_What this task involves_. Report the count of lines holding "활동내용" in the records, with no other words.

_Record excerpts_.
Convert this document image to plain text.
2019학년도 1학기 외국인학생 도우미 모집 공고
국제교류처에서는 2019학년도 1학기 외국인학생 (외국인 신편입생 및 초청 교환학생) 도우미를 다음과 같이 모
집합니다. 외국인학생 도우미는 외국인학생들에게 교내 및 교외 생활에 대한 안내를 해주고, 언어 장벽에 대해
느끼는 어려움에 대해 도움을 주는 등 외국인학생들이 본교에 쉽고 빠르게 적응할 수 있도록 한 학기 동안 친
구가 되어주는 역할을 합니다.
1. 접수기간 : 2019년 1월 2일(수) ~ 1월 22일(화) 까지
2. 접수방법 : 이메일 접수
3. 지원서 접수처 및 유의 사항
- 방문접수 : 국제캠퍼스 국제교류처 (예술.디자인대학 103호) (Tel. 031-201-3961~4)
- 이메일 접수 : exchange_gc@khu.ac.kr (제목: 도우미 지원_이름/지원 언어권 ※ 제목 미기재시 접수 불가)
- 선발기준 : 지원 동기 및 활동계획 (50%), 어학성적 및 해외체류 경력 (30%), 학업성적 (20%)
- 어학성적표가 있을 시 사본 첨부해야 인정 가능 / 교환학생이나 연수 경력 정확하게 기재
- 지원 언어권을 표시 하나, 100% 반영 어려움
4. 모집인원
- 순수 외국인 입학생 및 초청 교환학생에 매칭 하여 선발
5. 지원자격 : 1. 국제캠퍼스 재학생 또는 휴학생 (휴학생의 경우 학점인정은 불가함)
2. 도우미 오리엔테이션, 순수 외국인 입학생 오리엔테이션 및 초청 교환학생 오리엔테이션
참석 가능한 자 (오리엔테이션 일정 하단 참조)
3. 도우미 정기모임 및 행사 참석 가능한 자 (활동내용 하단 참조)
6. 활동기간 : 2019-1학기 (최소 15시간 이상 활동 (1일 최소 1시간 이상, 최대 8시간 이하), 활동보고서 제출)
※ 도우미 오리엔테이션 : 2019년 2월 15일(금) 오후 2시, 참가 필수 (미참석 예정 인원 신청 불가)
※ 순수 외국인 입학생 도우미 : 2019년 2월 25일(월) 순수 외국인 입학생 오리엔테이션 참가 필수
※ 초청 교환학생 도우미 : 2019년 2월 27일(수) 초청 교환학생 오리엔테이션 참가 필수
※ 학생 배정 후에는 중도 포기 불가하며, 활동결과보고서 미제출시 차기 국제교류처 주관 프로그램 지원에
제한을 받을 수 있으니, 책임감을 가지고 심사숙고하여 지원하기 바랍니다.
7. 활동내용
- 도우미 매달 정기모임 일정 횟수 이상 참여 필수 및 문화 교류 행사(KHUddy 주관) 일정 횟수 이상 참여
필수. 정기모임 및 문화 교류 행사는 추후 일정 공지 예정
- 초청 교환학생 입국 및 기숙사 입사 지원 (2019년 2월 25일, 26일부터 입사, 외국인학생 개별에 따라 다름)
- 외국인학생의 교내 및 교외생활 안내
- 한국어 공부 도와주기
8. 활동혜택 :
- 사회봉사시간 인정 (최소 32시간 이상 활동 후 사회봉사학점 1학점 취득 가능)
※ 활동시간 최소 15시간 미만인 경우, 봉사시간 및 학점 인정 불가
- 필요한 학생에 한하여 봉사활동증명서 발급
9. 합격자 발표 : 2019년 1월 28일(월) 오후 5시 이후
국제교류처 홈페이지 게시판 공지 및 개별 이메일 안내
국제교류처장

_Response to this exercise_. 2